■ The task ■
A verbatim copy of the records is required, with all pictures left out.

■ Supplied data ■

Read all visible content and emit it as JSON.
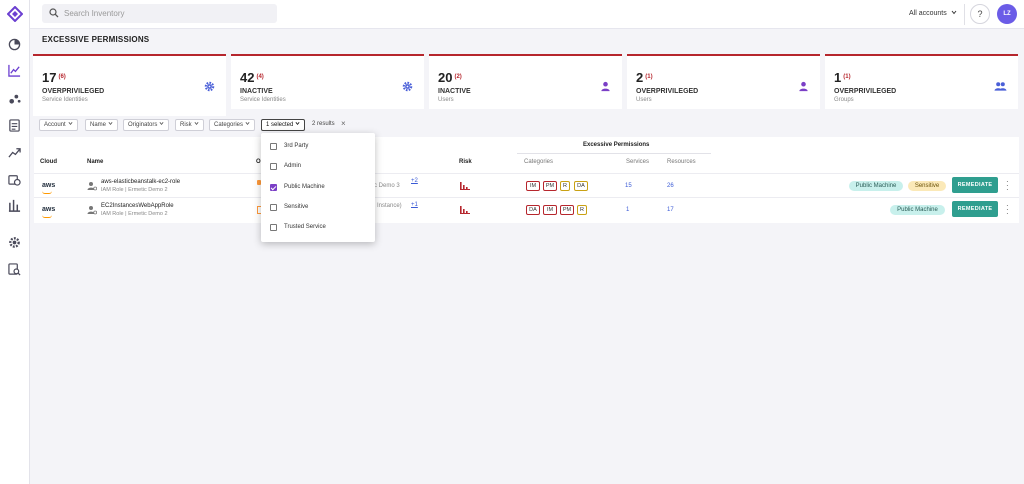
{
  "search": {
    "placeholder": "Search Inventory"
  },
  "header": {
    "accounts_label": "All accounts",
    "help_label": "?",
    "avatar_initials": "LZ"
  },
  "page": {
    "title": "EXCESSIVE PERMISSIONS"
  },
  "cards": [
    {
      "count": "17",
      "sub": "(6)",
      "label": "OVERPRIVILEGED",
      "desc": "Service Identities",
      "icon": "gear-icon"
    },
    {
      "count": "42",
      "sub": "(4)",
      "label": "INACTIVE",
      "desc": "Service Identities",
      "icon": "gear-icon"
    },
    {
      "count": "20",
      "sub": "(2)",
      "label": "INACTIVE",
      "desc": "Users",
      "icon": "user-icon"
    },
    {
      "count": "2",
      "sub": "(1)",
      "label": "OVERPRIVILEGED",
      "desc": "Users",
      "icon": "user-icon"
    },
    {
      "count": "1",
      "sub": "(1)",
      "label": "OVERPRIVILEGED",
      "desc": "Groups",
      "icon": "group-icon"
    }
  ],
  "filters": {
    "chips": [
      "Account",
      "Name",
      "Originators",
      "Risk",
      "Categories",
      "1 selected"
    ],
    "results": "2 results",
    "clear": "×"
  },
  "dropdown": {
    "options": [
      {
        "label": "3rd Party",
        "checked": false
      },
      {
        "label": "Admin",
        "checked": false
      },
      {
        "label": "Public Machine",
        "checked": true
      },
      {
        "label": "Sensitive",
        "checked": false
      },
      {
        "label": "Trusted Service",
        "checked": false
      }
    ]
  },
  "table": {
    "group_header": "Excessive Permissions",
    "columns": {
      "cloud": "Cloud",
      "name": "Name",
      "originators": "O",
      "risk": "Risk",
      "categories": "Categories",
      "services": "Services",
      "resources": "Resources"
    },
    "rows": [
      {
        "cloud": "aws",
        "name": "aws-elasticbeanstalk-ec2-role",
        "type": "IAM Role | Ermetic Demo 2",
        "origin_text": "tic Demo 3",
        "origin_more": "+2",
        "categories": [
          "IM",
          "PM",
          "R",
          "DA"
        ],
        "services": "15",
        "resources": "26",
        "tags": [
          "Public Machine",
          "Sensitive"
        ],
        "action": "REMEDIATE"
      },
      {
        "cloud": "aws",
        "name": "EC2InstancesWebAppRole",
        "type": "IAM Role | Ermetic Demo 2",
        "origin_text": "2 Instance)",
        "origin_more": "+1",
        "categories": [
          "DA",
          "IM",
          "PM",
          "R"
        ],
        "services": "1",
        "resources": "17",
        "tags": [
          "Public Machine"
        ],
        "action": "REMEDIATE"
      }
    ]
  },
  "colors": {
    "accent": "#6b3fd1",
    "alert": "#b6262d",
    "remediate": "#2f9e8f",
    "public_tag": "#c8f0ec",
    "sensitive_tag": "#fbe9b8"
  }
}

■ In response ■
Read all visible content and emit it as JSON.
{
  "search": {
    "placeholder": "Search Inventory"
  },
  "header": {
    "accounts_label": "All accounts",
    "help_label": "?",
    "avatar_initials": "LZ"
  },
  "page": {
    "title": "EXCESSIVE PERMISSIONS"
  },
  "cards": [
    {
      "count": "17",
      "sub": "(6)",
      "label": "OVERPRIVILEGED",
      "desc": "Service Identities",
      "icon": "gear-icon"
    },
    {
      "count": "42",
      "sub": "(4)",
      "label": "INACTIVE",
      "desc": "Service Identities",
      "icon": "gear-icon"
    },
    {
      "count": "20",
      "sub": "(2)",
      "label": "INACTIVE",
      "desc": "Users",
      "icon": "user-icon"
    },
    {
      "count": "2",
      "sub": "(1)",
      "label": "OVERPRIVILEGED",
      "desc": "Users",
      "icon": "user-icon"
    },
    {
      "count": "1",
      "sub": "(1)",
      "label": "OVERPRIVILEGED",
      "desc": "Groups",
      "icon": "group-icon"
    }
  ],
  "filters": {
    "chips": [
      "Account",
      "Name",
      "Originators",
      "Risk",
      "Categories",
      "1 selected"
    ],
    "results": "2 results",
    "clear": "×"
  },
  "dropdown": {
    "options": [
      {
        "label": "3rd Party",
        "checked": false
      },
      {
        "label": "Admin",
        "checked": false
      },
      {
        "label": "Public Machine",
        "checked": true
      },
      {
        "label": "Sensitive",
        "checked": false
      },
      {
        "label": "Trusted Service",
        "checked": false
      }
    ]
  },
  "table": {
    "group_header": "Excessive Permissions",
    "columns": {
      "cloud": "Cloud",
      "name": "Name",
      "originators": "O",
      "risk": "Risk",
      "categories": "Categories",
      "services": "Services",
      "resources": "Resources"
    },
    "rows": [
      {
        "cloud": "aws",
        "name": "aws-elasticbeanstalk-ec2-role",
        "type": "IAM Role | Ermetic Demo 2",
        "origin_text": "tic Demo 3",
        "origin_more": "+2",
        "categories": [
          "IM",
          "PM",
          "R",
          "DA"
        ],
        "services": "15",
        "resources": "26",
        "tags": [
          "Public Machine",
          "Sensitive"
        ],
        "action": "REMEDIATE"
      },
      {
        "cloud": "aws",
        "name": "EC2InstancesWebAppRole",
        "type": "IAM Role | Ermetic Demo 2",
        "origin_text": "2 Instance)",
        "origin_more": "+1",
        "categories": [
          "DA",
          "IM",
          "PM",
          "R"
        ],
        "services": "1",
        "resources": "17",
        "tags": [
          "Public Machine"
        ],
        "action": "REMEDIATE"
      }
    ]
  },
  "colors": {
    "accent": "#6b3fd1",
    "alert": "#b6262d",
    "remediate": "#2f9e8f",
    "public_tag": "#c8f0ec",
    "sensitive_tag": "#fbe9b8"
  }
}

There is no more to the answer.